--- begin STORED DATA ---

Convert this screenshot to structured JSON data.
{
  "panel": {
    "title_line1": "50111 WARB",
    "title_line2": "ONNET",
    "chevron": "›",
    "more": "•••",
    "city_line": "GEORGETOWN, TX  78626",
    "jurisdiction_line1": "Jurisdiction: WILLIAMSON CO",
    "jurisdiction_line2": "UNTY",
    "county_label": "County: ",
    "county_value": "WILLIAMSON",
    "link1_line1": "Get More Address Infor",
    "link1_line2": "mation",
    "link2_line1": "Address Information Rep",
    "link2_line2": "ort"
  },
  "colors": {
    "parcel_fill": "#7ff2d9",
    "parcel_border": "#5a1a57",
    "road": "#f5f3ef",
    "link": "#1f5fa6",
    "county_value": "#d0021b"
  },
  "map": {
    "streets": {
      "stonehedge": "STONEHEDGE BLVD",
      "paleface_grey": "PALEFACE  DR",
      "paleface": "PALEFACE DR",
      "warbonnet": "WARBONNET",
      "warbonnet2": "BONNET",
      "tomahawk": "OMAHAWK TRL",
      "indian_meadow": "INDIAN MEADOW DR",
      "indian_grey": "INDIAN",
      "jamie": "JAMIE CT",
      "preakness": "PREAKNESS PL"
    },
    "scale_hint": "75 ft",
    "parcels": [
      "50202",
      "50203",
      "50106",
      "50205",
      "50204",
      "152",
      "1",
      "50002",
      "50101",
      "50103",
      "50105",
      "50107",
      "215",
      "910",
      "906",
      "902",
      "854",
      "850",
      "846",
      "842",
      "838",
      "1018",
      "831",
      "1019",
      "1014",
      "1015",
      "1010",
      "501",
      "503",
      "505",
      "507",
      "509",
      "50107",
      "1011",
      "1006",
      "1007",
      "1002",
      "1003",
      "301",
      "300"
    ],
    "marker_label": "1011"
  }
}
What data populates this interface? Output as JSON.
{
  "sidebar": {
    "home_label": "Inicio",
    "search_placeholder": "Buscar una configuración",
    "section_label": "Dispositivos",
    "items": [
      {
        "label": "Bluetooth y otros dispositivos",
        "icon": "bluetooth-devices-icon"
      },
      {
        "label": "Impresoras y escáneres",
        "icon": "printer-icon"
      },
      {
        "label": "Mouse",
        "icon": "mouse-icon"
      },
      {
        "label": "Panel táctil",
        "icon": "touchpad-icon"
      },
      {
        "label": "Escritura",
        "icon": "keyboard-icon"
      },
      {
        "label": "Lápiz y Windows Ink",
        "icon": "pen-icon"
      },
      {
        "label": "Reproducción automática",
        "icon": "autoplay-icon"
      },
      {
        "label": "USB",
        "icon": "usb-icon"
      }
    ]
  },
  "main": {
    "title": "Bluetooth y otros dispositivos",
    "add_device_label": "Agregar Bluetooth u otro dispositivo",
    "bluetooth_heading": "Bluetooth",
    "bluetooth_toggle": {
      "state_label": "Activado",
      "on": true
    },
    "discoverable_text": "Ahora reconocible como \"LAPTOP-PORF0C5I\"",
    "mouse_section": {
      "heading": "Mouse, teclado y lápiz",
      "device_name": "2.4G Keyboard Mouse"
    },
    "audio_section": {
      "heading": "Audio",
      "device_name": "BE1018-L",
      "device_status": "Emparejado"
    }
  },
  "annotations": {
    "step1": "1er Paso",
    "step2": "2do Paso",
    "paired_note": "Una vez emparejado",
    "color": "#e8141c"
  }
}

--- end STORED DATA ---

**WORK TO DO**
Using the material above, gather every line that includes "INDIAN".

**TASK RESPONSE**
      "indian_meadow": "INDIAN MEADOW DR",
      "indian_grey": "INDIAN",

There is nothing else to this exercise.